● **Given instruction**:
Exactly reproduce each line of the listing that follows.

● **Entries**:
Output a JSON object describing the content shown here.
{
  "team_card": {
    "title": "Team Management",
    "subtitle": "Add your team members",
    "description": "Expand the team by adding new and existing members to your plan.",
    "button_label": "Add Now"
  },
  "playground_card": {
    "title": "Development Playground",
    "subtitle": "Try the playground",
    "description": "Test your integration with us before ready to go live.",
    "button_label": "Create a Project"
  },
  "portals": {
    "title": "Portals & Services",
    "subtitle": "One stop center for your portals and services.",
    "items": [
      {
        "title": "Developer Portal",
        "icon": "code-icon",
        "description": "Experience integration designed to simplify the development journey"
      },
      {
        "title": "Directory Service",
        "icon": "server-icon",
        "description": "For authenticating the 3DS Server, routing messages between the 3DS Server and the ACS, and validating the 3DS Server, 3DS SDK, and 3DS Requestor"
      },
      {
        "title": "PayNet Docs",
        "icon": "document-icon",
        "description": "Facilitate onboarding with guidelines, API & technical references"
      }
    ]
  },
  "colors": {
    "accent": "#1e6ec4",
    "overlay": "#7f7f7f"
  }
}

● **Exercise response**:
Output a JSON object describing the content shown here.
{
  "team_card": {
    "title": "Team Management",
    "subtitle": "Add your team members",
    "description": "Expand the team by adding new and existing members to your plan.",
    "button_label": "Add Now"
  },
  "playground_card": {
    "title": "Development Playground",
    "subtitle": "Try the playground",
    "description": "Test your integration with us before ready to go live.",
    "button_label": "Create a Project"
  },
  "portals": {
    "title": "Portals & Services",
    "subtitle": "One stop center for your portals and services.",
    "items": [
      {
        "title": "Developer Portal",
        "icon": "code-icon",
        "description": "Experience integration designed to simplify the development journey"
      },
      {
        "title": "Directory Service",
        "icon": "server-icon",
        "description": "For authenticating the 3DS Server, routing messages between the 3DS Server and the ACS, and validating the 3DS Server, 3DS SDK, and 3DS Requestor"
      },
      {
        "title": "PayNet Docs",
        "icon": "document-icon",
        "description": "Facilitate onboarding with guidelines, API & technical references"
      }
    ]
  },
  "colors": {
    "accent": "#1e6ec4",
    "overlay": "#7f7f7f"
  }
}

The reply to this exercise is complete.